--- Begin ---
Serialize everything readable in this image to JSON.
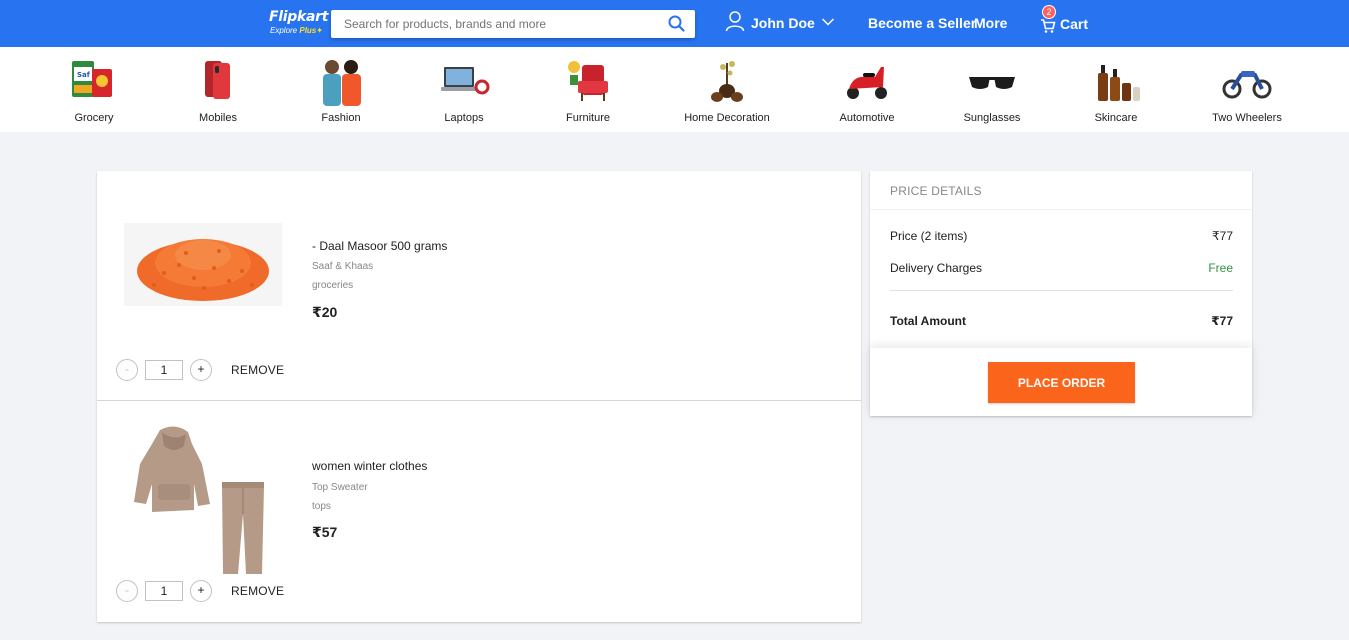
{
  "header": {
    "logo_main": "Flipkart",
    "logo_sub_explore": "Explore",
    "logo_sub_plus": "Plus",
    "search_placeholder": "Search for products, brands and more",
    "search_value": "",
    "user_name": "John Doe",
    "become_seller": "Become a Seller",
    "more": "More",
    "cart_label": "Cart",
    "cart_count": "2",
    "colors": {
      "brand": "#2874f0",
      "badge": "#ff6161",
      "logo_accent": "#ffe11b"
    }
  },
  "categories": [
    {
      "label": "Grocery",
      "icon": "grocery-icon"
    },
    {
      "label": "Mobiles",
      "icon": "mobile-phone-icon"
    },
    {
      "label": "Fashion",
      "icon": "fashion-icon"
    },
    {
      "label": "Laptops",
      "icon": "laptop-icon"
    },
    {
      "label": "Furniture",
      "icon": "furniture-icon"
    },
    {
      "label": "Home Decoration",
      "icon": "home-decor-icon"
    },
    {
      "label": "Automotive",
      "icon": "scooter-icon"
    },
    {
      "label": "Sunglasses",
      "icon": "sunglasses-icon"
    },
    {
      "label": "Skincare",
      "icon": "skincare-icon"
    },
    {
      "label": "Two Wheelers",
      "icon": "motorbike-icon"
    }
  ],
  "cart_items": [
    {
      "title": "- Daal Masoor 500 grams",
      "seller": "Saaf & Khaas",
      "category": "groceries",
      "price": "₹20",
      "quantity": "1",
      "minus_label": "-",
      "plus_label": "+",
      "remove_label": "REMOVE",
      "image": "lentils-image"
    },
    {
      "title": "women winter clothes",
      "seller": "Top Sweater",
      "category": "tops",
      "price": "₹57",
      "quantity": "1",
      "minus_label": "-",
      "plus_label": "+",
      "remove_label": "REMOVE",
      "image": "tracksuit-image"
    }
  ],
  "price_details": {
    "heading": "PRICE DETAILS",
    "price_label": "Price (2 items)",
    "price_value": "₹77",
    "delivery_label": "Delivery Charges",
    "delivery_value": "Free",
    "total_label": "Total Amount",
    "total_value": "₹77",
    "place_order": "PLACE ORDER",
    "colors": {
      "free": "#388e3c",
      "order_button": "#fb641b"
    }
  }
}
--- End ---
__Description of the task__. Generate a word-for-word copy of the preceding records, excluding all pictures.

__Output below__.
Serialize everything readable in this image to JSON.
{
  "header": {
    "logo_main": "Flipkart",
    "logo_sub_explore": "Explore",
    "logo_sub_plus": "Plus",
    "search_placeholder": "Search for products, brands and more",
    "search_value": "",
    "user_name": "John Doe",
    "become_seller": "Become a Seller",
    "more": "More",
    "cart_label": "Cart",
    "cart_count": "2",
    "colors": {
      "brand": "#2874f0",
      "badge": "#ff6161",
      "logo_accent": "#ffe11b"
    }
  },
  "categories": [
    {
      "label": "Grocery",
      "icon": "grocery-icon"
    },
    {
      "label": "Mobiles",
      "icon": "mobile-phone-icon"
    },
    {
      "label": "Fashion",
      "icon": "fashion-icon"
    },
    {
      "label": "Laptops",
      "icon": "laptop-icon"
    },
    {
      "label": "Furniture",
      "icon": "furniture-icon"
    },
    {
      "label": "Home Decoration",
      "icon": "home-decor-icon"
    },
    {
      "label": "Automotive",
      "icon": "scooter-icon"
    },
    {
      "label": "Sunglasses",
      "icon": "sunglasses-icon"
    },
    {
      "label": "Skincare",
      "icon": "skincare-icon"
    },
    {
      "label": "Two Wheelers",
      "icon": "motorbike-icon"
    }
  ],
  "cart_items": [
    {
      "title": "- Daal Masoor 500 grams",
      "seller": "Saaf & Khaas",
      "category": "groceries",
      "price": "₹20",
      "quantity": "1",
      "minus_label": "-",
      "plus_label": "+",
      "remove_label": "REMOVE",
      "image": "lentils-image"
    },
    {
      "title": "women winter clothes",
      "seller": "Top Sweater",
      "category": "tops",
      "price": "₹57",
      "quantity": "1",
      "minus_label": "-",
      "plus_label": "+",
      "remove_label": "REMOVE",
      "image": "tracksuit-image"
    }
  ],
  "price_details": {
    "heading": "PRICE DETAILS",
    "price_label": "Price (2 items)",
    "price_value": "₹77",
    "delivery_label": "Delivery Charges",
    "delivery_value": "Free",
    "total_label": "Total Amount",
    "total_value": "₹77",
    "place_order": "PLACE ORDER",
    "colors": {
      "free": "#388e3c",
      "order_button": "#fb641b"
    }
  }
}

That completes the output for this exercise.